## SET EXERCISE
Transcribe the data in full and exactly, omitting any pictures.
● ● ● ● ● ● ●
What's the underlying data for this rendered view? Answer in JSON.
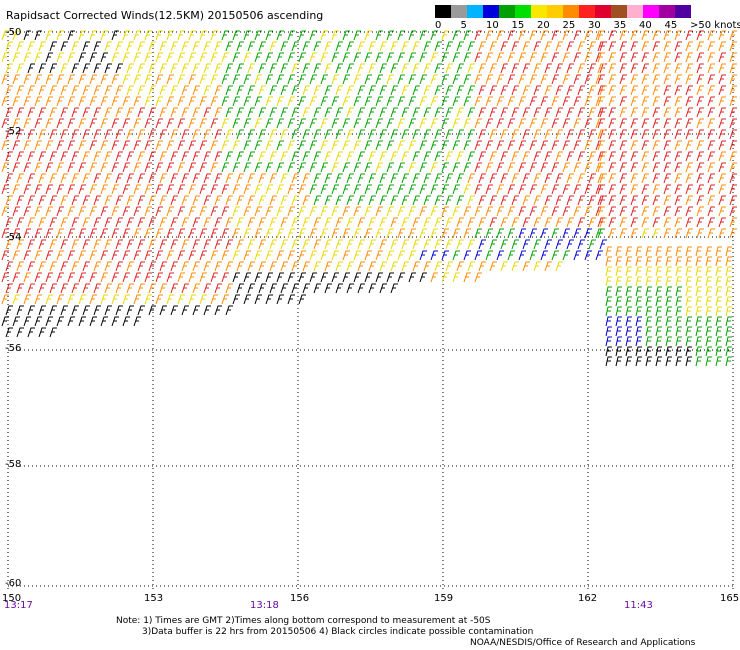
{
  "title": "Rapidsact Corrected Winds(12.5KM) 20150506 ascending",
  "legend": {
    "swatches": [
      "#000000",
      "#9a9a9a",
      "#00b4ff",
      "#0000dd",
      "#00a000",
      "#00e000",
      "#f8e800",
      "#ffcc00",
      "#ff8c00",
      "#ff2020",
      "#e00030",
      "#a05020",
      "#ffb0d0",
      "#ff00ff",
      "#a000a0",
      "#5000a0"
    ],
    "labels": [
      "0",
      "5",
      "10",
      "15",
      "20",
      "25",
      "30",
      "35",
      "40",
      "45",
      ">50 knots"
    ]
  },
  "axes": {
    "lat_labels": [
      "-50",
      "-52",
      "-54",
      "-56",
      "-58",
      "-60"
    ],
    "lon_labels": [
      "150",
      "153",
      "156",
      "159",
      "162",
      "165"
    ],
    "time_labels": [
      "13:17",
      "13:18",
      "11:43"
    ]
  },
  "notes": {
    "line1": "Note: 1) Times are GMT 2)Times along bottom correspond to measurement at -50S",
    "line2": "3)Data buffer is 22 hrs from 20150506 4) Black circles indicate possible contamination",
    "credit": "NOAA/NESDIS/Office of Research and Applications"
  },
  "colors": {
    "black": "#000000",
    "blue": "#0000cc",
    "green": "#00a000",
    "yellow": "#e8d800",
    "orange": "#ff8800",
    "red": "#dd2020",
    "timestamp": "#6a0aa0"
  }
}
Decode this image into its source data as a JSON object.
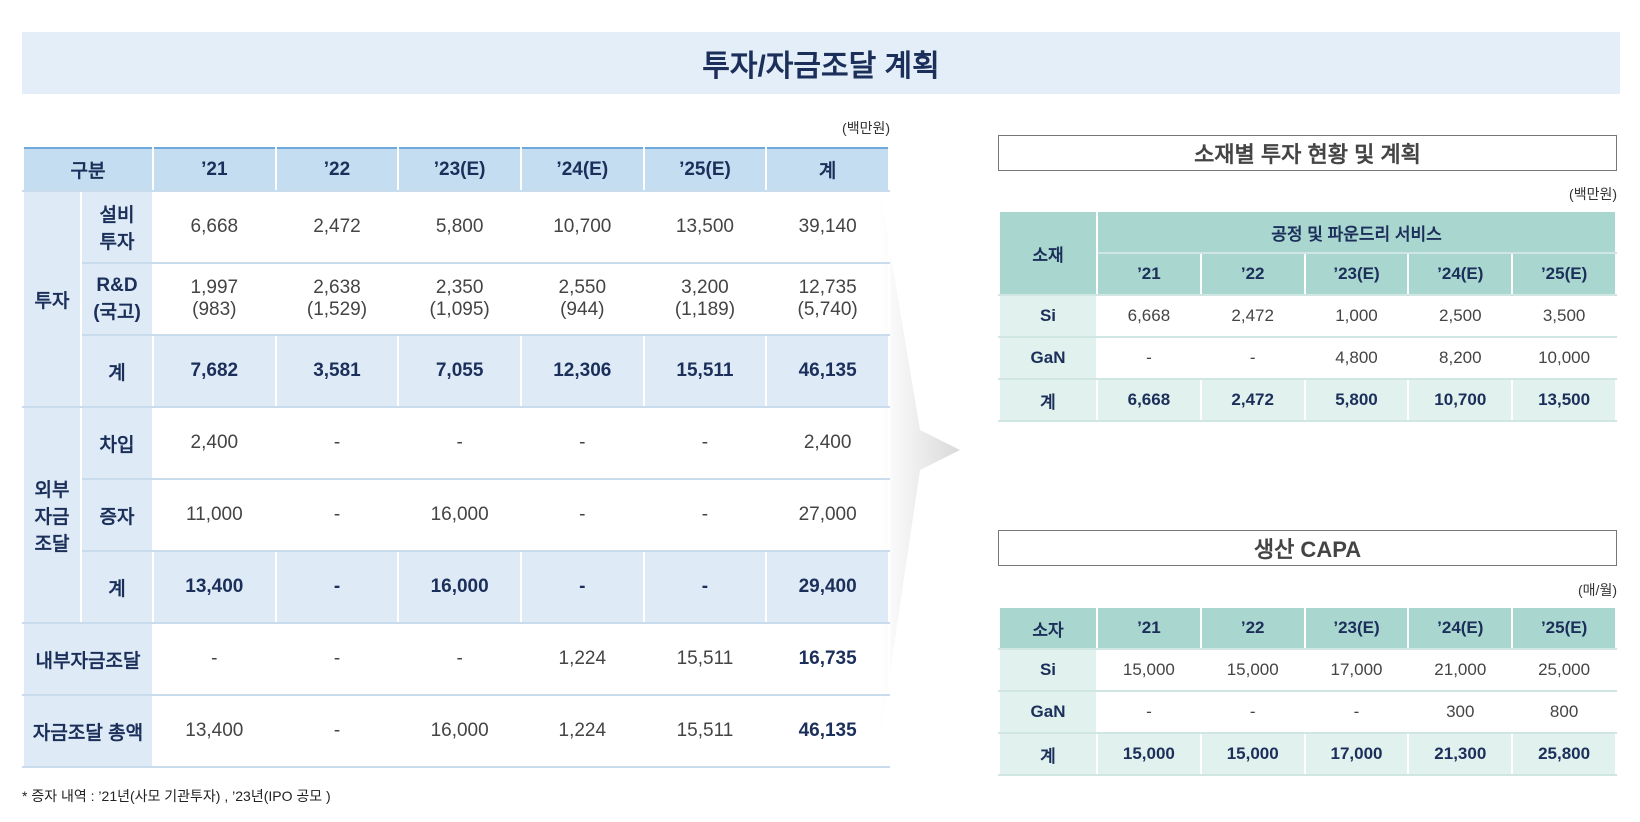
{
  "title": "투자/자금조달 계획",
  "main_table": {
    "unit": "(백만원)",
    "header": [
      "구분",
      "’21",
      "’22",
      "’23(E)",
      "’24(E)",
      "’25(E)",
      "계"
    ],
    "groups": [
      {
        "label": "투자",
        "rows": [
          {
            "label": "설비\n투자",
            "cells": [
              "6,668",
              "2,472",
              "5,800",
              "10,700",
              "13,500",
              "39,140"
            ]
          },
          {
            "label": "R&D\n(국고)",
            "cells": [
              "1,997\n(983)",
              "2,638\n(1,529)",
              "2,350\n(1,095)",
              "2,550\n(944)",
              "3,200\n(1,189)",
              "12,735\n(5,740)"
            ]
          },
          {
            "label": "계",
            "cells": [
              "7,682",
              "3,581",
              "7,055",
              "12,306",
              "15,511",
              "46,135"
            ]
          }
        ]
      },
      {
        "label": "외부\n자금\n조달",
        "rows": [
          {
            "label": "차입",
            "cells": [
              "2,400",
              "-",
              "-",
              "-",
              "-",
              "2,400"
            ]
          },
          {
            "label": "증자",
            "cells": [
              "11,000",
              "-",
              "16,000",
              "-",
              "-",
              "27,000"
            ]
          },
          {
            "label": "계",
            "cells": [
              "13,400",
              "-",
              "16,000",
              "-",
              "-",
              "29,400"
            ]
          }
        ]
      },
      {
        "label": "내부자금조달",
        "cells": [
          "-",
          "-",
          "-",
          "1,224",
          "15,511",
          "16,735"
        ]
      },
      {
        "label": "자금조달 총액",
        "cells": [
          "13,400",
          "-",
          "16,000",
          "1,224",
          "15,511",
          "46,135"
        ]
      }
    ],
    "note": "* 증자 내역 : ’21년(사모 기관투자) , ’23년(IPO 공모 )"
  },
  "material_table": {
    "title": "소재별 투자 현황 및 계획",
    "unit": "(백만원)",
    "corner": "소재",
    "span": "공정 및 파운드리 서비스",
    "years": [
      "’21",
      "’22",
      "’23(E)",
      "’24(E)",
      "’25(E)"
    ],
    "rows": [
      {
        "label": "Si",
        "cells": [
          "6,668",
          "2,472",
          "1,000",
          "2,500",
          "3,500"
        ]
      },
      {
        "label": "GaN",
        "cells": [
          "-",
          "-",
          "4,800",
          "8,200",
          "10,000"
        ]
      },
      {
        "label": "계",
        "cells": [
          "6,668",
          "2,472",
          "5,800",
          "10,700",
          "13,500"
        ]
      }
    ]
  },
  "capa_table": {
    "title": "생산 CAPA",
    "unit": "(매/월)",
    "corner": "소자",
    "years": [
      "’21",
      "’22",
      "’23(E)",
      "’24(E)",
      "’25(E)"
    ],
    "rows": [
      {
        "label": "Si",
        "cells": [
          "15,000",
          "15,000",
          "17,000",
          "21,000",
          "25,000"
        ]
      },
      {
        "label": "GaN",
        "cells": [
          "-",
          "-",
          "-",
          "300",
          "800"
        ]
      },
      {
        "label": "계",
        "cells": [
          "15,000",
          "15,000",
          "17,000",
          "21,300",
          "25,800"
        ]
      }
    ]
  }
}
● ● ● ● ● ● ●
## WORKED SOLUTION
What's the underlying data for this rendered view? Answer in JSON.
{
  "title": "Rapidsact Corrected Winds(12.5KM) 20150506 ascending",
  "legend": {
    "swatches": [
      "#000000",
      "#9a9a9a",
      "#00b4ff",
      "#0000dd",
      "#00a000",
      "#00e000",
      "#f8e800",
      "#ffcc00",
      "#ff8c00",
      "#ff2020",
      "#e00030",
      "#a05020",
      "#ffb0d0",
      "#ff00ff",
      "#a000a0",
      "#5000a0"
    ],
    "labels": [
      "0",
      "5",
      "10",
      "15",
      "20",
      "25",
      "30",
      "35",
      "40",
      "45",
      ">50 knots"
    ]
  },
  "axes": {
    "lat_labels": [
      "-50",
      "-52",
      "-54",
      "-56",
      "-58",
      "-60"
    ],
    "lon_labels": [
      "150",
      "153",
      "156",
      "159",
      "162",
      "165"
    ],
    "time_labels": [
      "13:17",
      "13:18",
      "11:43"
    ]
  },
  "notes": {
    "line1": "Note: 1) Times are GMT 2)Times along bottom correspond to measurement at -50S",
    "line2": "3)Data buffer is 22 hrs from 20150506 4) Black circles indicate possible contamination",
    "credit": "NOAA/NESDIS/Office of Research and Applications"
  },
  "colors": {
    "black": "#000000",
    "blue": "#0000cc",
    "green": "#00a000",
    "yellow": "#e8d800",
    "orange": "#ff8800",
    "red": "#dd2020",
    "timestamp": "#6a0aa0"
  }
}
Decode this image into its source data as a JSON object.
{
  "title": "투자/자금조달 계획",
  "main_table": {
    "unit": "(백만원)",
    "header": [
      "구분",
      "’21",
      "’22",
      "’23(E)",
      "’24(E)",
      "’25(E)",
      "계"
    ],
    "groups": [
      {
        "label": "투자",
        "rows": [
          {
            "label": "설비\n투자",
            "cells": [
              "6,668",
              "2,472",
              "5,800",
              "10,700",
              "13,500",
              "39,140"
            ]
          },
          {
            "label": "R&D\n(국고)",
            "cells": [
              "1,997\n(983)",
              "2,638\n(1,529)",
              "2,350\n(1,095)",
              "2,550\n(944)",
              "3,200\n(1,189)",
              "12,735\n(5,740)"
            ]
          },
          {
            "label": "계",
            "cells": [
              "7,682",
              "3,581",
              "7,055",
              "12,306",
              "15,511",
              "46,135"
            ]
          }
        ]
      },
      {
        "label": "외부\n자금\n조달",
        "rows": [
          {
            "label": "차입",
            "cells": [
              "2,400",
              "-",
              "-",
              "-",
              "-",
              "2,400"
            ]
          },
          {
            "label": "증자",
            "cells": [
              "11,000",
              "-",
              "16,000",
              "-",
              "-",
              "27,000"
            ]
          },
          {
            "label": "계",
            "cells": [
              "13,400",
              "-",
              "16,000",
              "-",
              "-",
              "29,400"
            ]
          }
        ]
      },
      {
        "label": "내부자금조달",
        "cells": [
          "-",
          "-",
          "-",
          "1,224",
          "15,511",
          "16,735"
        ]
      },
      {
        "label": "자금조달 총액",
        "cells": [
          "13,400",
          "-",
          "16,000",
          "1,224",
          "15,511",
          "46,135"
        ]
      }
    ],
    "note": "* 증자 내역 : ’21년(사모 기관투자) , ’23년(IPO 공모 )"
  },
  "material_table": {
    "title": "소재별 투자 현황 및 계획",
    "unit": "(백만원)",
    "corner": "소재",
    "span": "공정 및 파운드리 서비스",
    "years": [
      "’21",
      "’22",
      "’23(E)",
      "’24(E)",
      "’25(E)"
    ],
    "rows": [
      {
        "label": "Si",
        "cells": [
          "6,668",
          "2,472",
          "1,000",
          "2,500",
          "3,500"
        ]
      },
      {
        "label": "GaN",
        "cells": [
          "-",
          "-",
          "4,800",
          "8,200",
          "10,000"
        ]
      },
      {
        "label": "계",
        "cells": [
          "6,668",
          "2,472",
          "5,800",
          "10,700",
          "13,500"
        ]
      }
    ]
  },
  "capa_table": {
    "title": "생산 CAPA",
    "unit": "(매/월)",
    "corner": "소자",
    "years": [
      "’21",
      "’22",
      "’23(E)",
      "’24(E)",
      "’25(E)"
    ],
    "rows": [
      {
        "label": "Si",
        "cells": [
          "15,000",
          "15,000",
          "17,000",
          "21,000",
          "25,000"
        ]
      },
      {
        "label": "GaN",
        "cells": [
          "-",
          "-",
          "-",
          "300",
          "800"
        ]
      },
      {
        "label": "계",
        "cells": [
          "15,000",
          "15,000",
          "17,000",
          "21,300",
          "25,800"
        ]
      }
    ]
  }
}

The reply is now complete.